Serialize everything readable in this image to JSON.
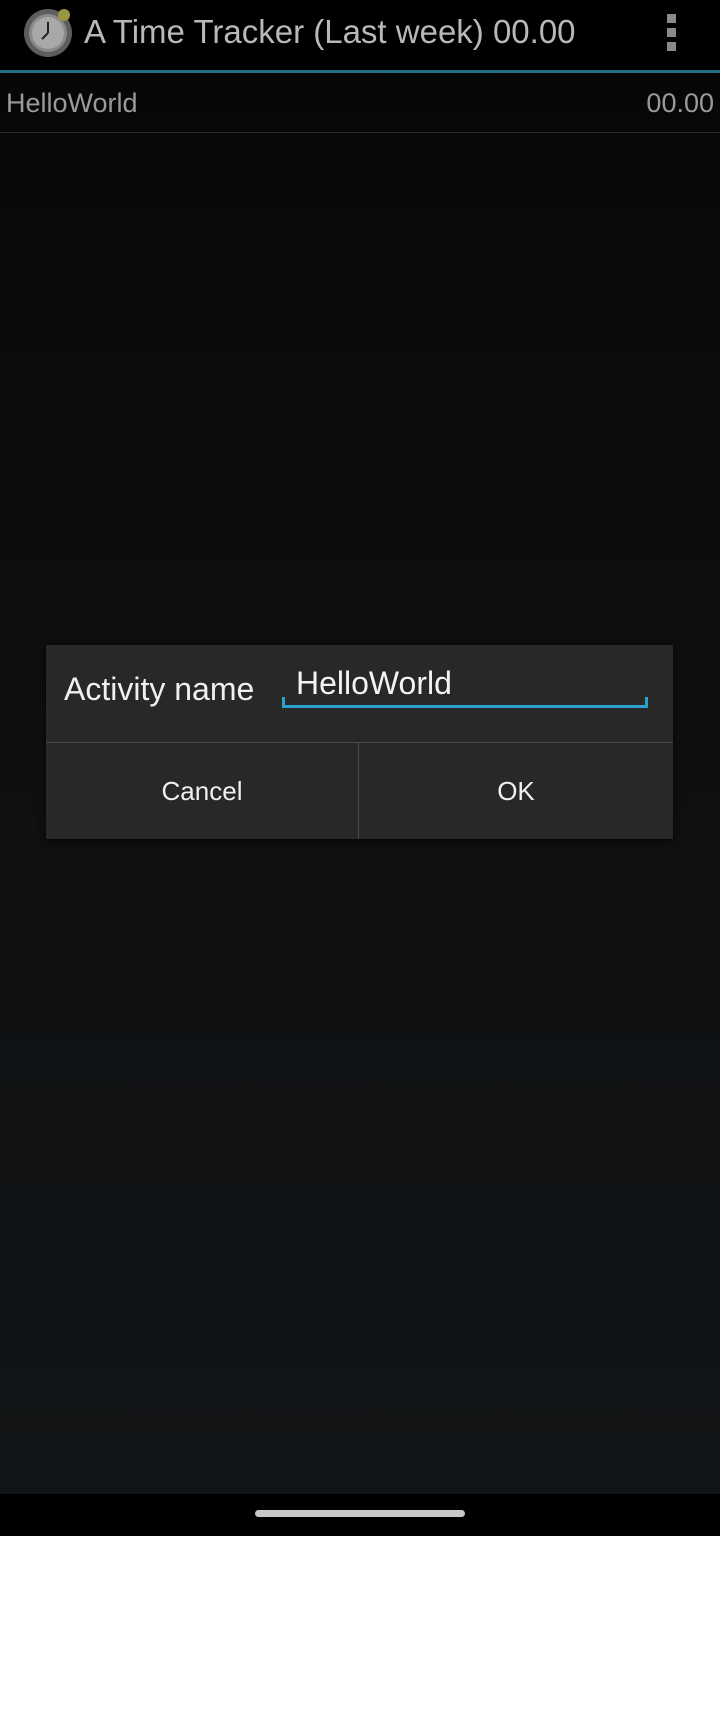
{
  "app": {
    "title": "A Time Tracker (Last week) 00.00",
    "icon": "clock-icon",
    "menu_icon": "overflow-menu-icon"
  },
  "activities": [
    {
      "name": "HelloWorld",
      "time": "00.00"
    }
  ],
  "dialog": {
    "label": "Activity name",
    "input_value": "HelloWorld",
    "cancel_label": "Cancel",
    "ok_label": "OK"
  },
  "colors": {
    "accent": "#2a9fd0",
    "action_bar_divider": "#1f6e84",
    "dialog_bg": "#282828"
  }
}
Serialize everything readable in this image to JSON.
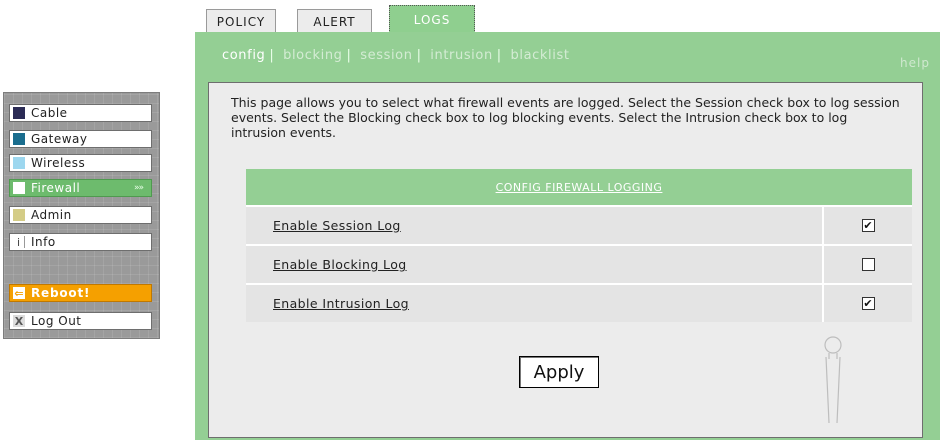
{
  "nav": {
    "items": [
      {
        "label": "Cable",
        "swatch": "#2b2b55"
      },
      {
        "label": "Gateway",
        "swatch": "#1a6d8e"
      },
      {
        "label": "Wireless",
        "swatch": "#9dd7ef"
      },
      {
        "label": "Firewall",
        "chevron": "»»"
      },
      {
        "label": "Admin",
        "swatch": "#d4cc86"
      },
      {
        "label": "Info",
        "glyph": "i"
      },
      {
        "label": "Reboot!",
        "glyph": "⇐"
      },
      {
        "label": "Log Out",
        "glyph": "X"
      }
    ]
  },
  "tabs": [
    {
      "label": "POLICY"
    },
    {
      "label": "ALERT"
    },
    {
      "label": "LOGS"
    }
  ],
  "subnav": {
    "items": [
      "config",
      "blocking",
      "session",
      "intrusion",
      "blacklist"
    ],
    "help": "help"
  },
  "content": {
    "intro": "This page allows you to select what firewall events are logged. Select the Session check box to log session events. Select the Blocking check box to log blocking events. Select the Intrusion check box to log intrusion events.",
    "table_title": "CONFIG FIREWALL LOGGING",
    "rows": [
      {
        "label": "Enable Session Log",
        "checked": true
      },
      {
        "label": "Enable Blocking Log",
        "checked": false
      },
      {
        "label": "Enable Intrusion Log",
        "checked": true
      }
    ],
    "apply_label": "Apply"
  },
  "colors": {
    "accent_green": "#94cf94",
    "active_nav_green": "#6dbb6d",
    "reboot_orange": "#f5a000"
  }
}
----
• **Task to carry out**: Repeat every record precisely. Any picture among them stays out of the copy.

• **Expected answer**:
Serialize everything readable in this image to JSON.
{
  "app": {
    "title": "A Time Tracker (Last week) 00.00",
    "icon": "clock-icon",
    "menu_icon": "overflow-menu-icon"
  },
  "activities": [
    {
      "name": "HelloWorld",
      "time": "00.00"
    }
  ],
  "dialog": {
    "label": "Activity name",
    "input_value": "HelloWorld",
    "cancel_label": "Cancel",
    "ok_label": "OK"
  },
  "colors": {
    "accent": "#2a9fd0",
    "action_bar_divider": "#1f6e84",
    "dialog_bg": "#282828"
  }
}
Serialize everything readable in this image to JSON.
{
  "nav": {
    "items": [
      {
        "label": "Cable",
        "swatch": "#2b2b55"
      },
      {
        "label": "Gateway",
        "swatch": "#1a6d8e"
      },
      {
        "label": "Wireless",
        "swatch": "#9dd7ef"
      },
      {
        "label": "Firewall",
        "chevron": "»»"
      },
      {
        "label": "Admin",
        "swatch": "#d4cc86"
      },
      {
        "label": "Info",
        "glyph": "i"
      },
      {
        "label": "Reboot!",
        "glyph": "⇐"
      },
      {
        "label": "Log Out",
        "glyph": "X"
      }
    ]
  },
  "tabs": [
    {
      "label": "POLICY"
    },
    {
      "label": "ALERT"
    },
    {
      "label": "LOGS"
    }
  ],
  "subnav": {
    "items": [
      "config",
      "blocking",
      "session",
      "intrusion",
      "blacklist"
    ],
    "help": "help"
  },
  "content": {
    "intro": "This page allows you to select what firewall events are logged. Select the Session check box to log session events. Select the Blocking check box to log blocking events. Select the Intrusion check box to log intrusion events.",
    "table_title": "CONFIG FIREWALL LOGGING",
    "rows": [
      {
        "label": "Enable Session Log",
        "checked": true
      },
      {
        "label": "Enable Blocking Log",
        "checked": false
      },
      {
        "label": "Enable Intrusion Log",
        "checked": true
      }
    ],
    "apply_label": "Apply"
  },
  "colors": {
    "accent_green": "#94cf94",
    "active_nav_green": "#6dbb6d",
    "reboot_orange": "#f5a000"
  }
}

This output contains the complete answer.